[Labeled box records]
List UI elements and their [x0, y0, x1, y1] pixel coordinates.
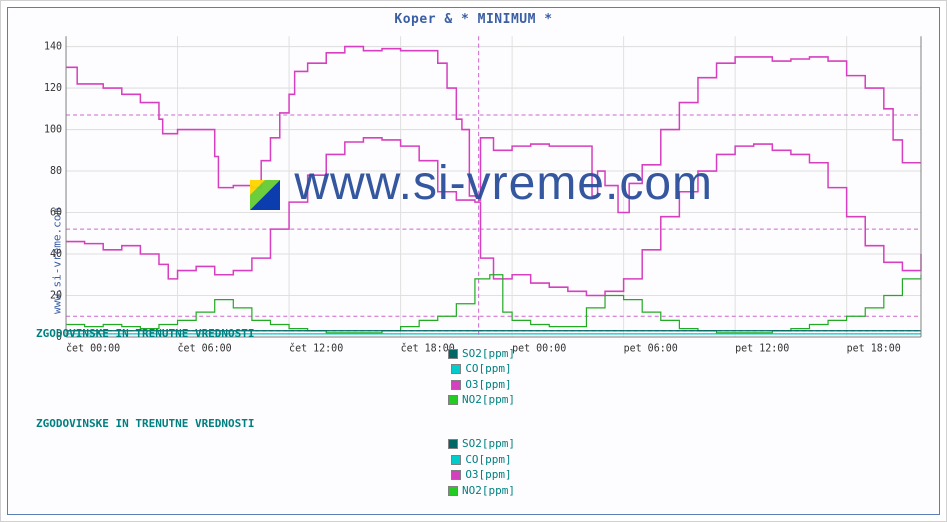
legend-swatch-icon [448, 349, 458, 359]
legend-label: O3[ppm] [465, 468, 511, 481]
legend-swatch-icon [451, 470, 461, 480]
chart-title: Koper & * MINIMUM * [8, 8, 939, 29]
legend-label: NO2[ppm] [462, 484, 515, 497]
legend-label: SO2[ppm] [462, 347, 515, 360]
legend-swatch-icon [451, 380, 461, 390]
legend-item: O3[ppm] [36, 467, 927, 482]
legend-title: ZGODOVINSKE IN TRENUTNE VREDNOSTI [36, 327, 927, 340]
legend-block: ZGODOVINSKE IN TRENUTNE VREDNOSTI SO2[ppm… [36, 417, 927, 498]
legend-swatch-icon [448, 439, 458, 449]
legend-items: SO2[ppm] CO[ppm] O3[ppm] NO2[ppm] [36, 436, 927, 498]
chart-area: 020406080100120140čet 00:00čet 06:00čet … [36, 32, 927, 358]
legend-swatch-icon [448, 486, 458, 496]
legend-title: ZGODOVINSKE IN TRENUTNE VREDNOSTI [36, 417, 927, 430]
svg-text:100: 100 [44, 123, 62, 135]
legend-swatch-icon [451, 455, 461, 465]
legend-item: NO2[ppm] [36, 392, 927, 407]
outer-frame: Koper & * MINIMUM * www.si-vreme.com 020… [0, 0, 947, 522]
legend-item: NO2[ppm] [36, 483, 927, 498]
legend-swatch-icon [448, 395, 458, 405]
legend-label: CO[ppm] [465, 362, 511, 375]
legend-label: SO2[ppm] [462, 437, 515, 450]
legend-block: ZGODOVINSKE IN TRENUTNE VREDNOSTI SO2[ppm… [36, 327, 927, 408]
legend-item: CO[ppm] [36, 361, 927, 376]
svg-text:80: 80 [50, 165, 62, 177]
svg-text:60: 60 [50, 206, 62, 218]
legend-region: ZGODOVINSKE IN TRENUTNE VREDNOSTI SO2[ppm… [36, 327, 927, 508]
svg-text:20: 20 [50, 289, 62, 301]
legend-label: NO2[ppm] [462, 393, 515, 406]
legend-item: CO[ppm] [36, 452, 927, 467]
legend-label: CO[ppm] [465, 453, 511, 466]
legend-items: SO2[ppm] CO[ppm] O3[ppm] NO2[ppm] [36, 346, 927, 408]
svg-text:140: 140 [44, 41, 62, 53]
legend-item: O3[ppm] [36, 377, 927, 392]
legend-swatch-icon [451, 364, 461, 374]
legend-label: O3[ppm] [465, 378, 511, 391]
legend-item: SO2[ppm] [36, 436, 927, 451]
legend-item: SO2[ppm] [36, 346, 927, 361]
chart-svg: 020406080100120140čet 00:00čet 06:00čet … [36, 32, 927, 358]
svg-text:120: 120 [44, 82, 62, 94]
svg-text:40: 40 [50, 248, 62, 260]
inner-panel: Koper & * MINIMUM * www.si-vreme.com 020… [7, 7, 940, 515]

#### [Problem requirements]
Copy out the lines of each of the records above word for word, omitting the pictures.

#### [Answer to this exercise]
List UI elements and their [x0, y0, x1, y1] pixel coordinates.
legend-swatch-icon [448, 349, 458, 359]
legend-label: O3[ppm] [465, 468, 511, 481]
legend-swatch-icon [451, 470, 461, 480]
chart-title: Koper & * MINIMUM * [8, 8, 939, 29]
legend-label: NO2[ppm] [462, 484, 515, 497]
legend-label: SO2[ppm] [462, 347, 515, 360]
legend-swatch-icon [451, 380, 461, 390]
legend-item: O3[ppm] [36, 467, 927, 482]
legend-title: ZGODOVINSKE IN TRENUTNE VREDNOSTI [36, 327, 927, 340]
legend-block: ZGODOVINSKE IN TRENUTNE VREDNOSTI SO2[ppm… [36, 417, 927, 498]
legend-swatch-icon [448, 439, 458, 449]
legend-items: SO2[ppm] CO[ppm] O3[ppm] NO2[ppm] [36, 436, 927, 498]
chart-area: 020406080100120140čet 00:00čet 06:00čet … [36, 32, 927, 358]
legend-swatch-icon [448, 486, 458, 496]
legend-title: ZGODOVINSKE IN TRENUTNE VREDNOSTI [36, 417, 927, 430]
svg-text:100: 100 [44, 123, 62, 135]
legend-swatch-icon [451, 455, 461, 465]
legend-item: NO2[ppm] [36, 392, 927, 407]
outer-frame: Koper & * MINIMUM * www.si-vreme.com 020… [0, 0, 947, 522]
legend-item: NO2[ppm] [36, 483, 927, 498]
legend-swatch-icon [448, 395, 458, 405]
legend-label: CO[ppm] [465, 362, 511, 375]
legend-label: SO2[ppm] [462, 437, 515, 450]
legend-block: ZGODOVINSKE IN TRENUTNE VREDNOSTI SO2[ppm… [36, 327, 927, 408]
legend-item: CO[ppm] [36, 361, 927, 376]
svg-text:80: 80 [50, 165, 62, 177]
svg-text:60: 60 [50, 206, 62, 218]
legend-region: ZGODOVINSKE IN TRENUTNE VREDNOSTI SO2[ppm… [36, 327, 927, 508]
svg-text:20: 20 [50, 289, 62, 301]
legend-label: NO2[ppm] [462, 393, 515, 406]
legend-item: CO[ppm] [36, 452, 927, 467]
legend-label: CO[ppm] [465, 453, 511, 466]
legend-items: SO2[ppm] CO[ppm] O3[ppm] NO2[ppm] [36, 346, 927, 408]
svg-text:140: 140 [44, 41, 62, 53]
legend-item: O3[ppm] [36, 377, 927, 392]
legend-swatch-icon [451, 364, 461, 374]
legend-label: O3[ppm] [465, 378, 511, 391]
legend-item: SO2[ppm] [36, 436, 927, 451]
legend-item: SO2[ppm] [36, 346, 927, 361]
chart-svg: 020406080100120140čet 00:00čet 06:00čet … [36, 32, 927, 358]
svg-text:120: 120 [44, 82, 62, 94]
svg-text:40: 40 [50, 248, 62, 260]
inner-panel: Koper & * MINIMUM * www.si-vreme.com 020… [7, 7, 940, 515]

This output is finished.